**WORK REQUIRED:**
Please quote every line word for word.

Records that describe figures:
__________
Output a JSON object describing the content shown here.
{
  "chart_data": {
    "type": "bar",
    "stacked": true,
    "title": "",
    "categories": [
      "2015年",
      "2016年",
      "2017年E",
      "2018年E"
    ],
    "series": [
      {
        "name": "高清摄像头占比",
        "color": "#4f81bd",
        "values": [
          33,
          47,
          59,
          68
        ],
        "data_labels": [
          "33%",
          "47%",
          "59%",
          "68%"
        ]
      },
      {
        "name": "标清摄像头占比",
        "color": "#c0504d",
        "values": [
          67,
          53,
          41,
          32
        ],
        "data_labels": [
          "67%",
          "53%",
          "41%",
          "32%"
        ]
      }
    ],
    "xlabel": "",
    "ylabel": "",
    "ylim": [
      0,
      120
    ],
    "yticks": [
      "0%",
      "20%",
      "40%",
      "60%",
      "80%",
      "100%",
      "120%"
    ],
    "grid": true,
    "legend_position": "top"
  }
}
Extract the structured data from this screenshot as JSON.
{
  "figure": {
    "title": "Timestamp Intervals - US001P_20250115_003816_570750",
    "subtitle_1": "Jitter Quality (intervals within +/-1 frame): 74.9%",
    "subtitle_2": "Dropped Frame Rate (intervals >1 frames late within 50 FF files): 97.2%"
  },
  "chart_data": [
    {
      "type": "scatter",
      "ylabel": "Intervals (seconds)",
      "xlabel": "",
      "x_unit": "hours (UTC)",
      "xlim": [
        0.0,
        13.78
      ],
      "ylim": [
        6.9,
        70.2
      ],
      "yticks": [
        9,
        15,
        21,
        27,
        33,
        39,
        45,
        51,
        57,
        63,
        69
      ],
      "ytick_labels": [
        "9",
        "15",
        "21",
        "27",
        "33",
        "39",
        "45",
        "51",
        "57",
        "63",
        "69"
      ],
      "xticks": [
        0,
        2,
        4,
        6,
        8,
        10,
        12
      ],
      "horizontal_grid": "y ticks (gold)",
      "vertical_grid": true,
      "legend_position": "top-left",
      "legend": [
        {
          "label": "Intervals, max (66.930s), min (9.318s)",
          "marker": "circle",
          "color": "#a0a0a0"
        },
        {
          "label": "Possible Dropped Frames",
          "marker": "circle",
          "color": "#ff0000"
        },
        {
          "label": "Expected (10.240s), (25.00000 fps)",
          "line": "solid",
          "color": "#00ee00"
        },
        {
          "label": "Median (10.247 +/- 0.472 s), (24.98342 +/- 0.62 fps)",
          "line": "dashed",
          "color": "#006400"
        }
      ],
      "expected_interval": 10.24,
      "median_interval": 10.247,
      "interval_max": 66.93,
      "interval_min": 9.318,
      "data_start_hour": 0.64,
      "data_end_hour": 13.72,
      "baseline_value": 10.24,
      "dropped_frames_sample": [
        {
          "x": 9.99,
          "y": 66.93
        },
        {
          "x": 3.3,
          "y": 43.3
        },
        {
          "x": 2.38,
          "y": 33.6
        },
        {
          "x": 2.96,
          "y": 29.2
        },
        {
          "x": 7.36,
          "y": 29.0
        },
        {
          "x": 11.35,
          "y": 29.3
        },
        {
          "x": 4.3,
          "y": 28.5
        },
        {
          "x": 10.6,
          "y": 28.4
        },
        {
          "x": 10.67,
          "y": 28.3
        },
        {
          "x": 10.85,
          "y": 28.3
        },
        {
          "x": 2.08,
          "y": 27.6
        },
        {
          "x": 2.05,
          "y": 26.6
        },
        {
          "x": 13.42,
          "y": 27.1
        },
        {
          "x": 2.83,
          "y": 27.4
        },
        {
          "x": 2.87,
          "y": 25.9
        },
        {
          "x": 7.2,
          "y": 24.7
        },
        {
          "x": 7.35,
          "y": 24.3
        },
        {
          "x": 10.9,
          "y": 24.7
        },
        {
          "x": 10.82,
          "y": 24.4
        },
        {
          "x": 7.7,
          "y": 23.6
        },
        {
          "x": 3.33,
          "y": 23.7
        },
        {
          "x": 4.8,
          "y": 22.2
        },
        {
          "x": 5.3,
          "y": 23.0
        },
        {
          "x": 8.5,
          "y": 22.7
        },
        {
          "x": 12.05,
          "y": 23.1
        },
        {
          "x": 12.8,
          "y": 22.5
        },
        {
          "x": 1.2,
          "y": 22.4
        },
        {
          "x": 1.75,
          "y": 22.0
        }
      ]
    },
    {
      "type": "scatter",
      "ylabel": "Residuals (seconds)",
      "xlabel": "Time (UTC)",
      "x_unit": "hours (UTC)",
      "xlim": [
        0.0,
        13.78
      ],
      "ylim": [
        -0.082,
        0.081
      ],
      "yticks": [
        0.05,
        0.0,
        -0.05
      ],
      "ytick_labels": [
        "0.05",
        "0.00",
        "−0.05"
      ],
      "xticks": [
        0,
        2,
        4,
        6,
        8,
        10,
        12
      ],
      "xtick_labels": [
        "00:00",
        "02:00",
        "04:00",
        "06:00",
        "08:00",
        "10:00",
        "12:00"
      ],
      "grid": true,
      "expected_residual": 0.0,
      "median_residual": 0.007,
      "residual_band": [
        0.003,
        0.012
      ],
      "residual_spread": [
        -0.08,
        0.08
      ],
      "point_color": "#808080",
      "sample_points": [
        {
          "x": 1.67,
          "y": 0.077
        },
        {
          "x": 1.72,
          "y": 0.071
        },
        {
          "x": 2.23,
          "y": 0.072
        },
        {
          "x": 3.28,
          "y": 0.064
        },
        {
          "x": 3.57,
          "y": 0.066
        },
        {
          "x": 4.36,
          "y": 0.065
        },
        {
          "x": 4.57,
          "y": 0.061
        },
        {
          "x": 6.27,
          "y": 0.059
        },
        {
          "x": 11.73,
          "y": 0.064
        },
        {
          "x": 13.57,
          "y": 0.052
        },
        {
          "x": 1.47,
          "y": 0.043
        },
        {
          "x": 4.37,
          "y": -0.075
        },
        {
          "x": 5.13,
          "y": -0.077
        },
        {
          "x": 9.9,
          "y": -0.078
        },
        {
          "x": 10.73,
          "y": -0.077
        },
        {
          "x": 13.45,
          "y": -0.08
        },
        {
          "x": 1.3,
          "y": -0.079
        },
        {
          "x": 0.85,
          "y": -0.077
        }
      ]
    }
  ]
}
__________
**WRITTEN ANSWER:**
Output a JSON object describing the content shown here.
{
  "chart_data": {
    "type": "bar",
    "stacked": true,
    "title": "",
    "categories": [
      "2015年",
      "2016年",
      "2017年E",
      "2018年E"
    ],
    "series": [
      {
        "name": "高清摄像头占比",
        "color": "#4f81bd",
        "values": [
          33,
          47,
          59,
          68
        ],
        "data_labels": [
          "33%",
          "47%",
          "59%",
          "68%"
        ]
      },
      {
        "name": "标清摄像头占比",
        "color": "#c0504d",
        "values": [
          67,
          53,
          41,
          32
        ],
        "data_labels": [
          "67%",
          "53%",
          "41%",
          "32%"
        ]
      }
    ],
    "xlabel": "",
    "ylabel": "",
    "ylim": [
      0,
      120
    ],
    "yticks": [
      "0%",
      "20%",
      "40%",
      "60%",
      "80%",
      "100%",
      "120%"
    ],
    "grid": true,
    "legend_position": "top"
  }
}
Extract the structured data from this screenshot as JSON.
{
  "figure": {
    "title": "Timestamp Intervals - US001P_20250115_003816_570750",
    "subtitle_1": "Jitter Quality (intervals within +/-1 frame): 74.9%",
    "subtitle_2": "Dropped Frame Rate (intervals >1 frames late within 50 FF files): 97.2%"
  },
  "chart_data": [
    {
      "type": "scatter",
      "ylabel": "Intervals (seconds)",
      "xlabel": "",
      "x_unit": "hours (UTC)",
      "xlim": [
        0.0,
        13.78
      ],
      "ylim": [
        6.9,
        70.2
      ],
      "yticks": [
        9,
        15,
        21,
        27,
        33,
        39,
        45,
        51,
        57,
        63,
        69
      ],
      "ytick_labels": [
        "9",
        "15",
        "21",
        "27",
        "33",
        "39",
        "45",
        "51",
        "57",
        "63",
        "69"
      ],
      "xticks": [
        0,
        2,
        4,
        6,
        8,
        10,
        12
      ],
      "horizontal_grid": "y ticks (gold)",
      "vertical_grid": true,
      "legend_position": "top-left",
      "legend": [
        {
          "label": "Intervals, max (66.930s), min (9.318s)",
          "marker": "circle",
          "color": "#a0a0a0"
        },
        {
          "label": "Possible Dropped Frames",
          "marker": "circle",
          "color": "#ff0000"
        },
        {
          "label": "Expected (10.240s), (25.00000 fps)",
          "line": "solid",
          "color": "#00ee00"
        },
        {
          "label": "Median (10.247 +/- 0.472 s), (24.98342 +/- 0.62 fps)",
          "line": "dashed",
          "color": "#006400"
        }
      ],
      "expected_interval": 10.24,
      "median_interval": 10.247,
      "interval_max": 66.93,
      "interval_min": 9.318,
      "data_start_hour": 0.64,
      "data_end_hour": 13.72,
      "baseline_value": 10.24,
      "dropped_frames_sample": [
        {
          "x": 9.99,
          "y": 66.93
        },
        {
          "x": 3.3,
          "y": 43.3
        },
        {
          "x": 2.38,
          "y": 33.6
        },
        {
          "x": 2.96,
          "y": 29.2
        },
        {
          "x": 7.36,
          "y": 29.0
        },
        {
          "x": 11.35,
          "y": 29.3
        },
        {
          "x": 4.3,
          "y": 28.5
        },
        {
          "x": 10.6,
          "y": 28.4
        },
        {
          "x": 10.67,
          "y": 28.3
        },
        {
          "x": 10.85,
          "y": 28.3
        },
        {
          "x": 2.08,
          "y": 27.6
        },
        {
          "x": 2.05,
          "y": 26.6
        },
        {
          "x": 13.42,
          "y": 27.1
        },
        {
          "x": 2.83,
          "y": 27.4
        },
        {
          "x": 2.87,
          "y": 25.9
        },
        {
          "x": 7.2,
          "y": 24.7
        },
        {
          "x": 7.35,
          "y": 24.3
        },
        {
          "x": 10.9,
          "y": 24.7
        },
        {
          "x": 10.82,
          "y": 24.4
        },
        {
          "x": 7.7,
          "y": 23.6
        },
        {
          "x": 3.33,
          "y": 23.7
        },
        {
          "x": 4.8,
          "y": 22.2
        },
        {
          "x": 5.3,
          "y": 23.0
        },
        {
          "x": 8.5,
          "y": 22.7
        },
        {
          "x": 12.05,
          "y": 23.1
        },
        {
          "x": 12.8,
          "y": 22.5
        },
        {
          "x": 1.2,
          "y": 22.4
        },
        {
          "x": 1.75,
          "y": 22.0
        }
      ]
    },
    {
      "type": "scatter",
      "ylabel": "Residuals (seconds)",
      "xlabel": "Time (UTC)",
      "x_unit": "hours (UTC)",
      "xlim": [
        0.0,
        13.78
      ],
      "ylim": [
        -0.082,
        0.081
      ],
      "yticks": [
        0.05,
        0.0,
        -0.05
      ],
      "ytick_labels": [
        "0.05",
        "0.00",
        "−0.05"
      ],
      "xticks": [
        0,
        2,
        4,
        6,
        8,
        10,
        12
      ],
      "xtick_labels": [
        "00:00",
        "02:00",
        "04:00",
        "06:00",
        "08:00",
        "10:00",
        "12:00"
      ],
      "grid": true,
      "expected_residual": 0.0,
      "median_residual": 0.007,
      "residual_band": [
        0.003,
        0.012
      ],
      "residual_spread": [
        -0.08,
        0.08
      ],
      "point_color": "#808080",
      "sample_points": [
        {
          "x": 1.67,
          "y": 0.077
        },
        {
          "x": 1.72,
          "y": 0.071
        },
        {
          "x": 2.23,
          "y": 0.072
        },
        {
          "x": 3.28,
          "y": 0.064
        },
        {
          "x": 3.57,
          "y": 0.066
        },
        {
          "x": 4.36,
          "y": 0.065
        },
        {
          "x": 4.57,
          "y": 0.061
        },
        {
          "x": 6.27,
          "y": 0.059
        },
        {
          "x": 11.73,
          "y": 0.064
        },
        {
          "x": 13.57,
          "y": 0.052
        },
        {
          "x": 1.47,
          "y": 0.043
        },
        {
          "x": 4.37,
          "y": -0.075
        },
        {
          "x": 5.13,
          "y": -0.077
        },
        {
          "x": 9.9,
          "y": -0.078
        },
        {
          "x": 10.73,
          "y": -0.077
        },
        {
          "x": 13.45,
          "y": -0.08
        },
        {
          "x": 1.3,
          "y": -0.079
        },
        {
          "x": 0.85,
          "y": -0.077
        }
      ]
    }
  ]
}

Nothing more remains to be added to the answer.